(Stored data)
* Start *

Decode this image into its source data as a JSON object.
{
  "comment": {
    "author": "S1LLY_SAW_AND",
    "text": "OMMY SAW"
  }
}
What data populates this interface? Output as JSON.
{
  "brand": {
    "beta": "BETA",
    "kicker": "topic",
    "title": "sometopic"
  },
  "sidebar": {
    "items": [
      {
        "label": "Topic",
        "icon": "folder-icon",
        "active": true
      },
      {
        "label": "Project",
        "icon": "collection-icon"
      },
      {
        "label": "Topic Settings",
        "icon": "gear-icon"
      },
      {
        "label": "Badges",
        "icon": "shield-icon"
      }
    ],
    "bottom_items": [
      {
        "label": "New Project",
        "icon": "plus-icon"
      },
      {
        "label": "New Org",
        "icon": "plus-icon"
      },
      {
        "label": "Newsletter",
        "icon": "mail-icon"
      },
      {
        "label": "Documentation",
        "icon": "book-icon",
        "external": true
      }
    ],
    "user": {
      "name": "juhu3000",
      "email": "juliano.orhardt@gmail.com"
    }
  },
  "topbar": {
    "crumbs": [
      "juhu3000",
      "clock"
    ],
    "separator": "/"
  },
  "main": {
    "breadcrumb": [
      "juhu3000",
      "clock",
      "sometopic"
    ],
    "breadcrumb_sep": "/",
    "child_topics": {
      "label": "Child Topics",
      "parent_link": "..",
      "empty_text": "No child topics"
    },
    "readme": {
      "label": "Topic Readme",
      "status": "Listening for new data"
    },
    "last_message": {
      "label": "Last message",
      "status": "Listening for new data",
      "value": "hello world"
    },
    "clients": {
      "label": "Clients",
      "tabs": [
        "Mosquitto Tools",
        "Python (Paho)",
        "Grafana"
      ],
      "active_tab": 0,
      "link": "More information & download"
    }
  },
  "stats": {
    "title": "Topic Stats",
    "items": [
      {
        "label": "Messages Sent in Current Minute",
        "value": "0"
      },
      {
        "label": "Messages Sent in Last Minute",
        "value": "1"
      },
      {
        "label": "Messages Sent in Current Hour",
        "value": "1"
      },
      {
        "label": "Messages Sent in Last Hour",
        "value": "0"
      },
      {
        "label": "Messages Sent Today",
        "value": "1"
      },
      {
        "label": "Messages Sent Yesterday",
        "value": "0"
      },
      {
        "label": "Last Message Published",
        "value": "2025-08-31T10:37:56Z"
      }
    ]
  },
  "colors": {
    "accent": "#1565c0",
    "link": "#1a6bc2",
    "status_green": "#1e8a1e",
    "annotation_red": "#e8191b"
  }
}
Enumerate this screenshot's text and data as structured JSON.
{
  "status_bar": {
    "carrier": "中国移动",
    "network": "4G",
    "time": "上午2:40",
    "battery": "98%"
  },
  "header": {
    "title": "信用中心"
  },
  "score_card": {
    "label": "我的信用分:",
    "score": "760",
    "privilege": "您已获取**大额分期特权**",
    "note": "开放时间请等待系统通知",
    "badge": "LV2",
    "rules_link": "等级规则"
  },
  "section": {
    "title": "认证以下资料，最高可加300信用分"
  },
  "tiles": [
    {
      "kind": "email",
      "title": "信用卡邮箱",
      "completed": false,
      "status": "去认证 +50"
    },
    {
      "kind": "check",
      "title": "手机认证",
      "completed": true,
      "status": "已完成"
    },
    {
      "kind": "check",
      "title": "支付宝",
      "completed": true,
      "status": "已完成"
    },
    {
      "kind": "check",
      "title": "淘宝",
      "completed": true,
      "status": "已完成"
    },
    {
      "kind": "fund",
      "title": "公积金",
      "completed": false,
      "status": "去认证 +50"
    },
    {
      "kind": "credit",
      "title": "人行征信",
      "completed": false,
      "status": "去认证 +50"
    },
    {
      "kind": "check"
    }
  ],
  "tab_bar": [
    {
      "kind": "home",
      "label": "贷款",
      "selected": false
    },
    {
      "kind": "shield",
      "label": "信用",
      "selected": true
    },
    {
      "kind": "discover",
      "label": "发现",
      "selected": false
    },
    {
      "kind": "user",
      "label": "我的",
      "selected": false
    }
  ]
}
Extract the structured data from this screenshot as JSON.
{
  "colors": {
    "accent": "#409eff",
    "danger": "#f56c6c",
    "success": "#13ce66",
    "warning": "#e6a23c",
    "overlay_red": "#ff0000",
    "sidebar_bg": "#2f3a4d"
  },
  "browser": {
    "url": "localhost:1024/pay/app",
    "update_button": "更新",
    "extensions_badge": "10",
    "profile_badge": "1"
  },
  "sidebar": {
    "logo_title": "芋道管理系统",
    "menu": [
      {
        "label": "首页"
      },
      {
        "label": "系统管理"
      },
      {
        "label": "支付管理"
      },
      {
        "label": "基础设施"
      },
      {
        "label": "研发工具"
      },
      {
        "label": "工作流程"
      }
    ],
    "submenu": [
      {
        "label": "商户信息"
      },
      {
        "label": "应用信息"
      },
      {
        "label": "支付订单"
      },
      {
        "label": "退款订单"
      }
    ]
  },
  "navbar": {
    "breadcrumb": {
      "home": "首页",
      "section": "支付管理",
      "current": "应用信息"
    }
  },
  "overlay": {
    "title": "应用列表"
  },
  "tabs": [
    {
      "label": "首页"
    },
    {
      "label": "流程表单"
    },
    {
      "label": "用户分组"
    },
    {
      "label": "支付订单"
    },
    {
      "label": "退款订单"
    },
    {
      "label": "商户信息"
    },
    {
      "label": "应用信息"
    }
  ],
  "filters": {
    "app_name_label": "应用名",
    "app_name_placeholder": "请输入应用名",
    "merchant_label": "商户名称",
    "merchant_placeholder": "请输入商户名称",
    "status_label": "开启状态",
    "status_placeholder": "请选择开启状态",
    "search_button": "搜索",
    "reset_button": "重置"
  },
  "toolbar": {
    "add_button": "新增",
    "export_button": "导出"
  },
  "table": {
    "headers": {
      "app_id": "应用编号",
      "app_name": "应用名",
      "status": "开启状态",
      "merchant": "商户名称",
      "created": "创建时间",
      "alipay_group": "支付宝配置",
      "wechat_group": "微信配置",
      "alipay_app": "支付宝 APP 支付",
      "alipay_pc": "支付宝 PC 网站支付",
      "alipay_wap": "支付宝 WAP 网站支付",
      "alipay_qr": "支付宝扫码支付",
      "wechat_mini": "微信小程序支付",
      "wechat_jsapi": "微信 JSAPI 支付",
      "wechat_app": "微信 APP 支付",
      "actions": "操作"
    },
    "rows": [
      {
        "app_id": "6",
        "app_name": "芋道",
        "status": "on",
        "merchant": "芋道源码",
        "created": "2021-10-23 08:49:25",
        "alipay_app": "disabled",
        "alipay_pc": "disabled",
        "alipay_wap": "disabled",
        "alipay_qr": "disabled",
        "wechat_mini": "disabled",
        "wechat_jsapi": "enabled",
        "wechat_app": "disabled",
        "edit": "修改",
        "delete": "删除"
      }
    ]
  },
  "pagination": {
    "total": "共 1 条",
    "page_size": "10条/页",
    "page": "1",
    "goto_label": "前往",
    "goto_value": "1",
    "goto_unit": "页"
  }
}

* End *

● BRIEF:
Copy every record above exactly as it appears.

● THE OUTPUT:
Decode this image into its source data as a JSON object.
{
  "comment": {
    "author": "S1LLY_SAW_AND",
    "text": "OMMY SAW"
  }
}
What data populates this interface? Output as JSON.
{
  "brand": {
    "beta": "BETA",
    "kicker": "topic",
    "title": "sometopic"
  },
  "sidebar": {
    "items": [
      {
        "label": "Topic",
        "icon": "folder-icon",
        "active": true
      },
      {
        "label": "Project",
        "icon": "collection-icon"
      },
      {
        "label": "Topic Settings",
        "icon": "gear-icon"
      },
      {
        "label": "Badges",
        "icon": "shield-icon"
      }
    ],
    "bottom_items": [
      {
        "label": "New Project",
        "icon": "plus-icon"
      },
      {
        "label": "New Org",
        "icon": "plus-icon"
      },
      {
        "label": "Newsletter",
        "icon": "mail-icon"
      },
      {
        "label": "Documentation",
        "icon": "book-icon",
        "external": true
      }
    ],
    "user": {
      "name": "juhu3000",
      "email": "juliano.orhardt@gmail.com"
    }
  },
  "topbar": {
    "crumbs": [
      "juhu3000",
      "clock"
    ],
    "separator": "/"
  },
  "main": {
    "breadcrumb": [
      "juhu3000",
      "clock",
      "sometopic"
    ],
    "breadcrumb_sep": "/",
    "child_topics": {
      "label": "Child Topics",
      "parent_link": "..",
      "empty_text": "No child topics"
    },
    "readme": {
      "label": "Topic Readme",
      "status": "Listening for new data"
    },
    "last_message": {
      "label": "Last message",
      "status": "Listening for new data",
      "value": "hello world"
    },
    "clients": {
      "label": "Clients",
      "tabs": [
        "Mosquitto Tools",
        "Python (Paho)",
        "Grafana"
      ],
      "active_tab": 0,
      "link": "More information & download"
    }
  },
  "stats": {
    "title": "Topic Stats",
    "items": [
      {
        "label": "Messages Sent in Current Minute",
        "value": "0"
      },
      {
        "label": "Messages Sent in Last Minute",
        "value": "1"
      },
      {
        "label": "Messages Sent in Current Hour",
        "value": "1"
      },
      {
        "label": "Messages Sent in Last Hour",
        "value": "0"
      },
      {
        "label": "Messages Sent Today",
        "value": "1"
      },
      {
        "label": "Messages Sent Yesterday",
        "value": "0"
      },
      {
        "label": "Last Message Published",
        "value": "2025-08-31T10:37:56Z"
      }
    ]
  },
  "colors": {
    "accent": "#1565c0",
    "link": "#1a6bc2",
    "status_green": "#1e8a1e",
    "annotation_red": "#e8191b"
  }
}
Enumerate this screenshot's text and data as structured JSON.
{
  "status_bar": {
    "carrier": "中国移动",
    "network": "4G",
    "time": "上午2:40",
    "battery": "98%"
  },
  "header": {
    "title": "信用中心"
  },
  "score_card": {
    "label": "我的信用分:",
    "score": "760",
    "privilege": "您已获取**大额分期特权**",
    "note": "开放时间请等待系统通知",
    "badge": "LV2",
    "rules_link": "等级规则"
  },
  "section": {
    "title": "认证以下资料，最高可加300信用分"
  },
  "tiles": [
    {
      "kind": "email",
      "title": "信用卡邮箱",
      "completed": false,
      "status": "去认证 +50"
    },
    {
      "kind": "check",
      "title": "手机认证",
      "completed": true,
      "status": "已完成"
    },
    {
      "kind": "check",
      "title": "支付宝",
      "completed": true,
      "status": "已完成"
    },
    {
      "kind": "check",
      "title": "淘宝",
      "completed": true,
      "status": "已完成"
    },
    {
      "kind": "fund",
      "title": "公积金",
      "completed": false,
      "status": "去认证 +50"
    },
    {
      "kind": "credit",
      "title": "人行征信",
      "completed": false,
      "status": "去认证 +50"
    },
    {
      "kind": "check"
    }
  ],
  "tab_bar": [
    {
      "kind": "home",
      "label": "贷款",
      "selected": false
    },
    {
      "kind": "shield",
      "label": "信用",
      "selected": true
    },
    {
      "kind": "discover",
      "label": "发现",
      "selected": false
    },
    {
      "kind": "user",
      "label": "我的",
      "selected": false
    }
  ]
}
Extract the structured data from this screenshot as JSON.
{
  "colors": {
    "accent": "#409eff",
    "danger": "#f56c6c",
    "success": "#13ce66",
    "warning": "#e6a23c",
    "overlay_red": "#ff0000",
    "sidebar_bg": "#2f3a4d"
  },
  "browser": {
    "url": "localhost:1024/pay/app",
    "update_button": "更新",
    "extensions_badge": "10",
    "profile_badge": "1"
  },
  "sidebar": {
    "logo_title": "芋道管理系统",
    "menu": [
      {
        "label": "首页"
      },
      {
        "label": "系统管理"
      },
      {
        "label": "支付管理"
      },
      {
        "label": "基础设施"
      },
      {
        "label": "研发工具"
      },
      {
        "label": "工作流程"
      }
    ],
    "submenu": [
      {
        "label": "商户信息"
      },
      {
        "label": "应用信息"
      },
      {
        "label": "支付订单"
      },
      {
        "label": "退款订单"
      }
    ]
  },
  "navbar": {
    "breadcrumb": {
      "home": "首页",
      "section": "支付管理",
      "current": "应用信息"
    }
  },
  "overlay": {
    "title": "应用列表"
  },
  "tabs": [
    {
      "label": "首页"
    },
    {
      "label": "流程表单"
    },
    {
      "label": "用户分组"
    },
    {
      "label": "支付订单"
    },
    {
      "label": "退款订单"
    },
    {
      "label": "商户信息"
    },
    {
      "label": "应用信息"
    }
  ],
  "filters": {
    "app_name_label": "应用名",
    "app_name_placeholder": "请输入应用名",
    "merchant_label": "商户名称",
    "merchant_placeholder": "请输入商户名称",
    "status_label": "开启状态",
    "status_placeholder": "请选择开启状态",
    "search_button": "搜索",
    "reset_button": "重置"
  },
  "toolbar": {
    "add_button": "新增",
    "export_button": "导出"
  },
  "table": {
    "headers": {
      "app_id": "应用编号",
      "app_name": "应用名",
      "status": "开启状态",
      "merchant": "商户名称",
      "created": "创建时间",
      "alipay_group": "支付宝配置",
      "wechat_group": "微信配置",
      "alipay_app": "支付宝 APP 支付",
      "alipay_pc": "支付宝 PC 网站支付",
      "alipay_wap": "支付宝 WAP 网站支付",
      "alipay_qr": "支付宝扫码支付",
      "wechat_mini": "微信小程序支付",
      "wechat_jsapi": "微信 JSAPI 支付",
      "wechat_app": "微信 APP 支付",
      "actions": "操作"
    },
    "rows": [
      {
        "app_id": "6",
        "app_name": "芋道",
        "status": "on",
        "merchant": "芋道源码",
        "created": "2021-10-23 08:49:25",
        "alipay_app": "disabled",
        "alipay_pc": "disabled",
        "alipay_wap": "disabled",
        "alipay_qr": "disabled",
        "wechat_mini": "disabled",
        "wechat_jsapi": "enabled",
        "wechat_app": "disabled",
        "edit": "修改",
        "delete": "删除"
      }
    ]
  },
  "pagination": {
    "total": "共 1 条",
    "page_size": "10条/页",
    "page": "1",
    "goto_label": "前往",
    "goto_value": "1",
    "goto_unit": "页"
  }
}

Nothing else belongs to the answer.